## EXERCISE SET
A: In the Employee Ownership Update text below, reproduce everything from "Each Congress, ESOP" down to "of the law.".
B: Carry on the Employee Ownership Update text below from the point where it stops.

## EXTRACTED TEXT
═══

The August 17, 2009 Employee Ownership Update is online and discusses the following:

  • ESOP Improvements Act Introduced in Congress
  • The Better the ESPP, the Better the Return on Investment
  • Ninth Circuit Issues Important Decision Limiting Indemnification for ESOP Fiduciaries
  • Errata: Two NCEO Member Winning Workplaces Awards Finalists Not Listed

The Update discusses The ESOP Promotion and Improvement Act of 2009 (S. 1612) and provides a link to the Full Text, noting that the bill's supporters expect the bill to serve as a useful tool for proposing amendments to future legislation:

Each Congress, ESOP advocates, working with the ESOP Association, introduce the ESOP Improvements Act. The bill's supporters do not expect the bill to pass per se, but it serves as a useful tool for proposing amendments to any tax legislation that comes up. In the past, some elements of the biennial proposal have become part of the law.

═══

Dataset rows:
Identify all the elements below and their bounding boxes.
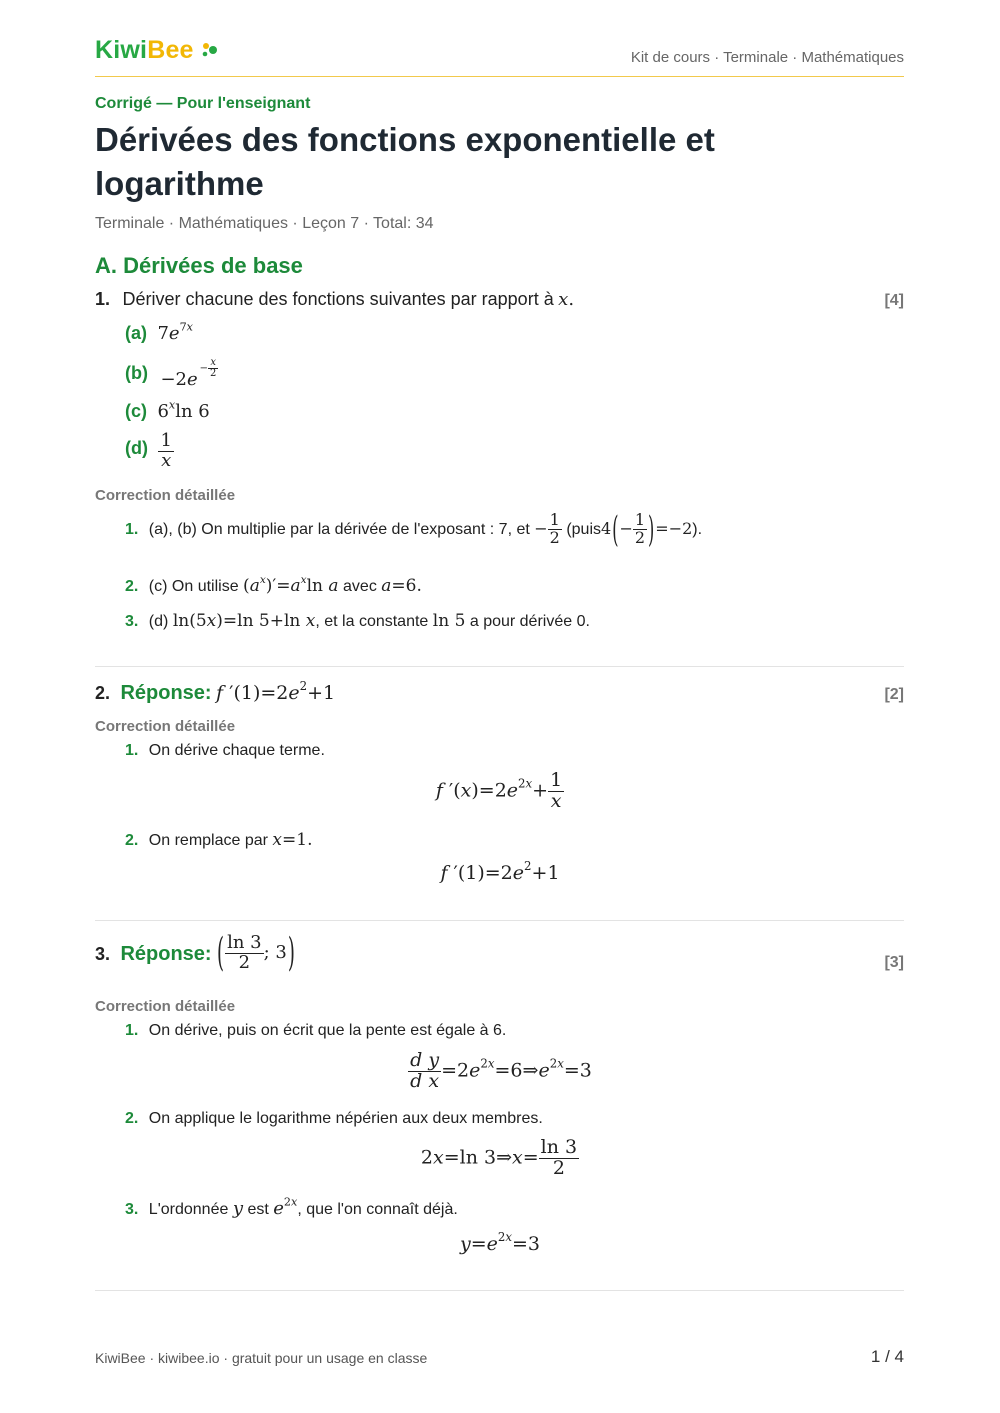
correction-label: Correction détaillée <box>95 718 236 735</box>
breadcrumb: Kit de cours · Terminale · Mathématiques <box>630 49 904 66</box>
question-1 <box>95 289 574 310</box>
answer-key-kicker: Corrigé — Pour l'enseignant <box>95 95 311 112</box>
step-text: On remplace par <box>148 832 268 849</box>
q1-step-1 <box>125 508 703 551</box>
math-expression: $-2e^{- \frac{x}{2}}$ <box>160 356 217 390</box>
section-title-a: A. Dérivées de base <box>95 253 303 278</box>
question-number: 2. <box>95 683 111 703</box>
step-number: 3. <box>125 1201 139 1218</box>
correction-label: Correction détaillée <box>95 998 236 1015</box>
section-divider <box>95 920 904 921</box>
step-text: , que l'on connaît déjà. <box>297 1201 458 1218</box>
step-number: 2. <box>125 578 139 595</box>
step-text: (a), (b) On multiplie par la dérivée de l'exposant : 7, et <box>148 520 530 538</box>
step-text: ). <box>692 520 703 538</box>
question-2 <box>95 679 336 705</box>
math-expression: ln 5 <box>432 611 466 631</box>
section-divider <box>95 1290 904 1291</box>
display-equation: 2x=ln 3⇒x= $\frac{\ln 3}{2}$ <box>420 1136 578 1179</box>
q2-step-1 <box>125 742 325 760</box>
header-divider <box>95 76 904 77</box>
step-text: On applique le logarithme népérien aux deux membres. <box>148 1110 543 1127</box>
display-equation: f $'(x)=2e^{2x}+$ $\frac{1}{x}$ <box>435 769 563 812</box>
step-number: 3. <box>125 613 139 630</box>
step-number: 1. <box>125 742 139 759</box>
math-expression: $(a^x)'=a^x\ln$ a <box>243 574 339 596</box>
math-expression: $7e^{7x}$ <box>157 320 193 344</box>
part-d <box>125 432 174 471</box>
q3-step-2 <box>125 1110 543 1128</box>
step-number: 2. <box>125 832 139 849</box>
bee-dots-icon <box>200 41 220 61</box>
step-text: a pour dérivée 0. <box>469 613 590 630</box>
correction-label: Correction détaillée <box>95 487 236 504</box>
question-marks: [2] <box>884 686 904 703</box>
q3-step-3 <box>125 1195 458 1219</box>
part-c <box>125 398 210 422</box>
answer-expression: f $'(1)=2e^2+1$ <box>216 679 336 704</box>
lesson-meta: Terminale · Mathématiques · Leçon 7 · Total: 34 <box>95 215 434 232</box>
step-text: On dérive, puis on écrit que la pente est égale à 6. <box>148 1022 507 1039</box>
display-equation: $\frac{\text{d y}}{\text{d x}}$ $=2e^{2x}=6\Rightarrow e^{2x}=3$ <box>410 1049 592 1092</box>
math-expression: $\frac{1}{x}$ <box>160 430 172 471</box>
page-title: Dérivées des fonctions exponentielle et logarithme <box>95 121 715 202</box>
display-equation: $y=e^{2x}=3$ <box>459 1230 541 1255</box>
math-expression: x=1. <box>272 830 313 850</box>
question-marks: [4] <box>884 292 904 309</box>
q1-step-2 <box>125 576 422 596</box>
step-text: avec <box>343 578 377 595</box>
question-3 <box>95 930 296 977</box>
footer-credit: KiwiBee · kiwibee.io · gratuit pour un usage en classe <box>95 1350 428 1366</box>
step-text: (puis <box>566 520 601 538</box>
math-variable: y <box>232 1198 243 1219</box>
kiwibee-logo: KiwiBee <box>95 36 194 64</box>
part-a <box>125 320 193 344</box>
math-expression: 6$^x$ln 6 <box>157 398 210 422</box>
step-number: 1. <box>125 1022 139 1039</box>
question-text: Dériver chacune des fonctions suivantes par rapport à <box>122 289 554 309</box>
response-label: Réponse: <box>120 682 212 704</box>
step-text: (c) On utilise <box>148 578 239 595</box>
part-label: (d) <box>125 437 148 458</box>
part-label: (c) <box>125 401 147 421</box>
section-divider <box>95 666 904 667</box>
q2-step-2 <box>125 830 312 850</box>
part-b <box>125 356 218 390</box>
question-marks: [3] <box>884 954 904 971</box>
step-text: , et la constante <box>315 613 429 630</box>
step-number: 1. <box>125 520 139 538</box>
math-expression: $e^{2x}$ <box>273 1195 298 1219</box>
display-equation: f $'(1)=2e^2+1$ <box>440 859 560 884</box>
part-label: (a) <box>125 323 147 343</box>
step-number: 2. <box>125 1110 139 1127</box>
math-expression: − $\frac{1}{2}$ <box>534 510 560 547</box>
question-number: 3. <box>95 944 111 965</box>
page-number: 1 / 4 <box>870 1347 904 1366</box>
step-text: On dérive chaque terme. <box>148 742 325 759</box>
part-label: (b) <box>125 363 148 383</box>
response-label: Réponse: <box>120 943 212 966</box>
math-expression: ln(5x)=ln 5+ln x <box>172 611 316 631</box>
q3-step-1 <box>125 1022 506 1040</box>
math-expression: a=6. <box>381 576 422 596</box>
question-number: 1. <box>95 289 111 309</box>
answer-expression: ( $\frac{\ln 3}{2}$ ; 3) <box>217 930 295 977</box>
step-text: est <box>247 1201 269 1218</box>
step-text: L'ordonnée <box>148 1201 229 1218</box>
math-variable: x. <box>558 289 575 310</box>
math-expression: 4(− $\frac{1}{2}$ )=−2 <box>601 508 693 551</box>
step-text: (d) <box>148 613 169 630</box>
q1-step-3 <box>125 611 590 631</box>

═══

## ANSWERS GIVEN
A:
Each Congress, ESOP advocates, working with the ESOP Association, introduce the ESOP Improvements Act. The bill's supporters do not expect the bill to pass per se, but it serves as a useful tool for proposing amendments to any tax legislation that comes up. In the past, some elements of the biennial proposal have become part of the law.

B:
We have had some discussions in recent weeks about the Ninth Circuit's decision in Johnson v. Couturier, No. 08-17369 including discussions on Appointing a Non-Company Officer as Fiduciary, Fiduciary Best Practices: Fees and Liability Insurance Coverage, and Advancing Defense Costs under Corporate Indemnification Agreements. The Update shares their perspective on the case:

The case has an unusual fact pattern in many respects, but if these rulings hold up, they raise potentially important issues for ESOP fiduciaries, both with respect to stricter standards for setting executive pay and for the ability of companies to indemnify fiduciaries. Taken to its limits, the decision could make indemnification impractical, meaning fiduciaries would have to rely entirely on insurance.

It also discusses how a new survey on employee stock purchase plans (ESPPs) found that "the better the terms of the plan, the better the return on investment plan administrators believed the company received from having a plan."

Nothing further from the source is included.